◆ Stated goal ◆
Output each line exactly as it appears, skipping any embedded picture.

◆ Data lines ◆
···

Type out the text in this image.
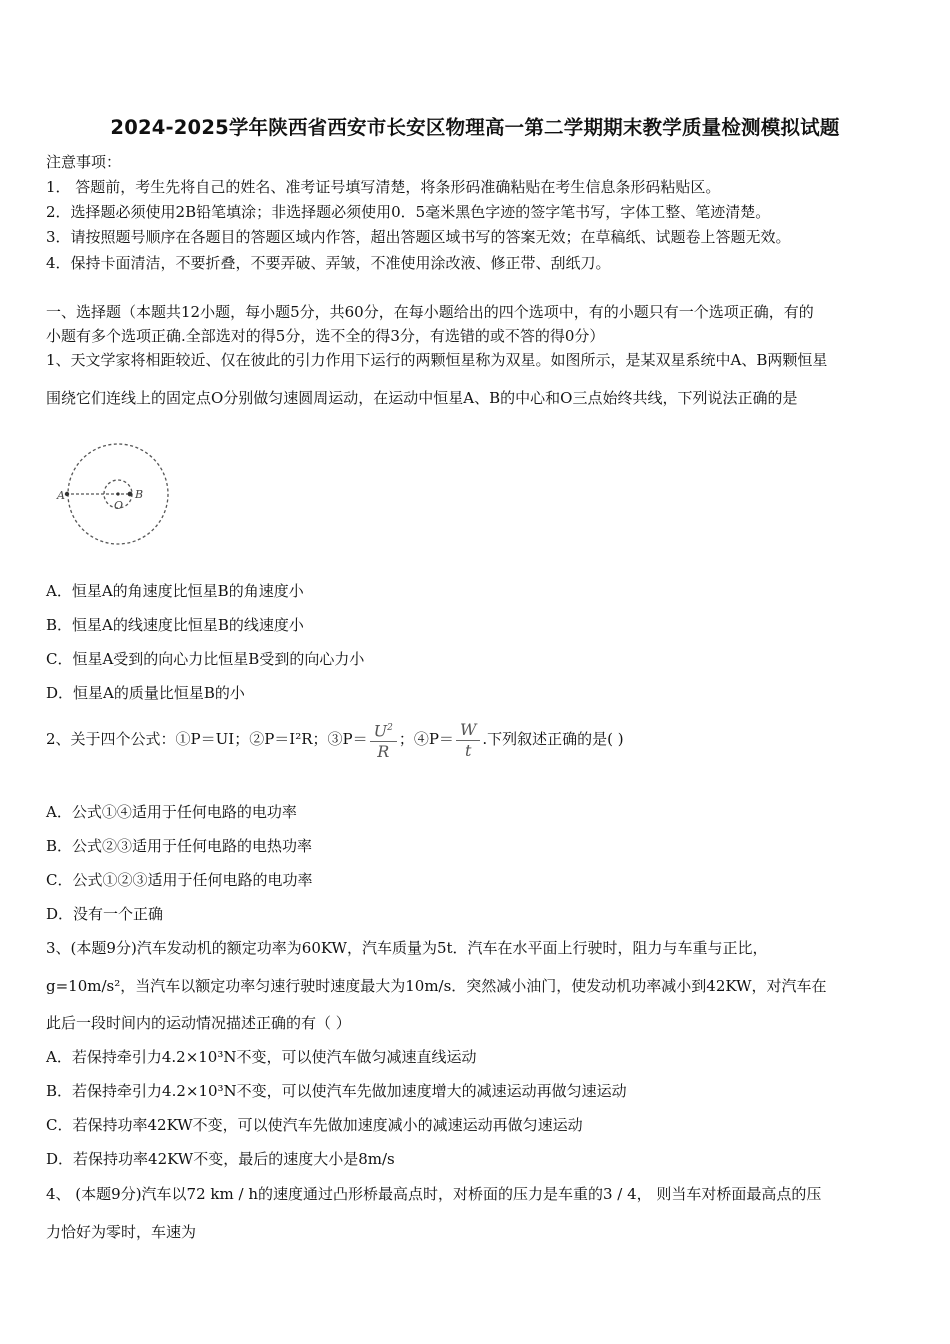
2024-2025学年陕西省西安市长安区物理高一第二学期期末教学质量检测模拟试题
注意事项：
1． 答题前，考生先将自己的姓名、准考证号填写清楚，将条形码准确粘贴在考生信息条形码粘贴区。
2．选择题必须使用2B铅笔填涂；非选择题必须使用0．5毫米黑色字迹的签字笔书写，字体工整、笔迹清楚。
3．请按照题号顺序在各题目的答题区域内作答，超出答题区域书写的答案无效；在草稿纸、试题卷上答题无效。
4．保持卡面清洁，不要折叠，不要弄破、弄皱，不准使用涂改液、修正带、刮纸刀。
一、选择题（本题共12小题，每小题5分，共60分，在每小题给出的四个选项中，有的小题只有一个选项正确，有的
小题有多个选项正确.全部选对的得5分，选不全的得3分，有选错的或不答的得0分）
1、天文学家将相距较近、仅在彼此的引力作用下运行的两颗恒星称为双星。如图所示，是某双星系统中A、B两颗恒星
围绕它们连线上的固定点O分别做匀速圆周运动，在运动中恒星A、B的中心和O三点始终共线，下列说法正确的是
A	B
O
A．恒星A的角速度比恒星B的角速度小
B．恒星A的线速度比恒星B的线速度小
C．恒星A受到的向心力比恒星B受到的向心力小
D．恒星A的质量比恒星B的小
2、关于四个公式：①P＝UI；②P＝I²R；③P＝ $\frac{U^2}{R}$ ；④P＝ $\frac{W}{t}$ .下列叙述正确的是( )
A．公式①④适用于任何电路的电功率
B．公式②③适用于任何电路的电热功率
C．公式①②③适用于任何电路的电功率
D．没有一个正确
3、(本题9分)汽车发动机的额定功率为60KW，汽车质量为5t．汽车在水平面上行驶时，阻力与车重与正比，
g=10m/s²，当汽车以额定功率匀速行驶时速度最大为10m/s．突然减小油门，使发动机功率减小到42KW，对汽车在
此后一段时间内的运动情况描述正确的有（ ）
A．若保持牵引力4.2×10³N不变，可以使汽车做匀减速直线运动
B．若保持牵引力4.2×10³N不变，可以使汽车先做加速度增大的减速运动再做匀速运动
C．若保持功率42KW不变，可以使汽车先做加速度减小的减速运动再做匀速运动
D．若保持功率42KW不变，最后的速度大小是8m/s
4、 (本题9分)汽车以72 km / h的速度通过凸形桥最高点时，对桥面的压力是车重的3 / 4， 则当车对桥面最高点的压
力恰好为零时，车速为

···

◆ Reply ◆
Type out the text in this image.
2024-2025学年陕西省西安市长安区物理高一第二学期期末教学质量检测模拟试题
注意事项：
1． 答题前，考生先将自己的姓名、准考证号填写清楚，将条形码准确粘贴在考生信息条形码粘贴区。
2．选择题必须使用2B铅笔填涂；非选择题必须使用0．5毫米黑色字迹的签字笔书写，字体工整、笔迹清楚。
3．请按照题号顺序在各题目的答题区域内作答，超出答题区域书写的答案无效；在草稿纸、试题卷上答题无效。
4．保持卡面清洁，不要折叠，不要弄破、弄皱，不准使用涂改液、修正带、刮纸刀。
一、选择题（本题共12小题，每小题5分，共60分，在每小题给出的四个选项中，有的小题只有一个选项正确，有的
小题有多个选项正确.全部选对的得5分，选不全的得3分，有选错的或不答的得0分）
1、天文学家将相距较近、仅在彼此的引力作用下运行的两颗恒星称为双星。如图所示，是某双星系统中A、B两颗恒星
围绕它们连线上的固定点O分别做匀速圆周运动，在运动中恒星A、B的中心和O三点始终共线，下列说法正确的是
A	B
O
A．恒星A的角速度比恒星B的角速度小
B．恒星A的线速度比恒星B的线速度小
C．恒星A受到的向心力比恒星B受到的向心力小
D．恒星A的质量比恒星B的小
2、关于四个公式：①P＝UI；②P＝I²R；③P＝ $\frac{U^2}{R}$ ；④P＝ $\frac{W}{t}$ .下列叙述正确的是( )
A．公式①④适用于任何电路的电功率
B．公式②③适用于任何电路的电热功率
C．公式①②③适用于任何电路的电功率
D．没有一个正确
3、(本题9分)汽车发动机的额定功率为60KW，汽车质量为5t．汽车在水平面上行驶时，阻力与车重与正比，
g=10m/s²，当汽车以额定功率匀速行驶时速度最大为10m/s．突然减小油门，使发动机功率减小到42KW，对汽车在
此后一段时间内的运动情况描述正确的有（ ）
A．若保持牵引力4.2×10³N不变，可以使汽车做匀减速直线运动
B．若保持牵引力4.2×10³N不变，可以使汽车先做加速度增大的减速运动再做匀速运动
C．若保持功率42KW不变，可以使汽车先做加速度减小的减速运动再做匀速运动
D．若保持功率42KW不变，最后的速度大小是8m/s
4、 (本题9分)汽车以72 km / h的速度通过凸形桥最高点时，对桥面的压力是车重的3 / 4， 则当车对桥面最高点的压
力恰好为零时，车速为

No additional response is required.